• Exercise brief: Look for the string "writer" in the lines and copy each line that has it.

• Extracted entries:
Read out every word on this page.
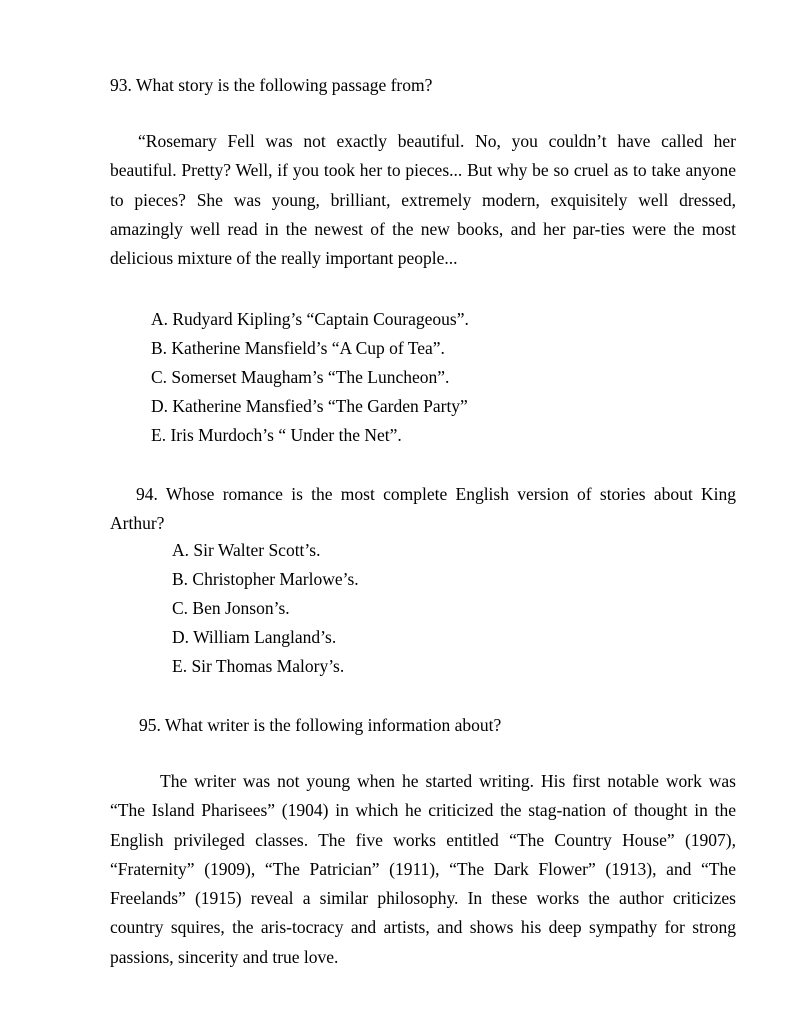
93. What story is the following passage from?
“Rosemary Fell was not exactly beautiful. No, you couldn’t have called her beautiful. Pretty? Well, if you took her to pieces... But why be so cruel as to take anyone to pieces? She was young, brilliant, extremely modern, exquisitely well dressed, amazingly well read in the newest of the new books, and her par-ties were the most delicious mixture of the really important people...
A. Rudyard Kipling’s “Captain Courageous”.
B. Katherine Mansfield’s “A Cup of Tea”.
C. Somerset Maugham’s “The Luncheon”.
D. Katherine Mansfied’s “The Garden Party”
E. Iris Murdoch’s “ Under the Net”.
94. Whose romance is the most complete English version of stories about King Arthur?
A. Sir Walter Scott’s.
B. Christopher Marlowe’s.
C. Ben Jonson’s.
D. William Langland’s.
E. Sir Thomas Malory’s.
95. What writer is the following information about?
The writer was not young when he started writing. His first notable work was “The Island Pharisees” (1904) in which he criticized the stag-nation of thought in the English privileged classes. The five works entitled “The Country House” (1907), “Fraternity” (1909), “The Patrician” (1911), “The Dark Flower” (1913), and “The Freelands” (1915) reveal a similar philosophy. In these works the author criticizes country squires, the aris-tocracy and artists, and shows his deep sympathy for strong passions, sincerity and true love.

• Output for this task:
95. What writer is the following information about?
The writer was not young when he started writing. His first notable work was “The Island Pharisees” (1904) in which he criticized the stag-nation of thought in the English privileged classes. The five works entitled “The Country House” (1907), “Fraternity” (1909), “The Patrician” (1911), “The Dark Flower” (1913), and “The Freelands” (1915) reveal a similar philosophy. In these works the author criticizes country squires, the aris-tocracy and artists, and shows his deep sympathy for strong passions, sincerity and true love.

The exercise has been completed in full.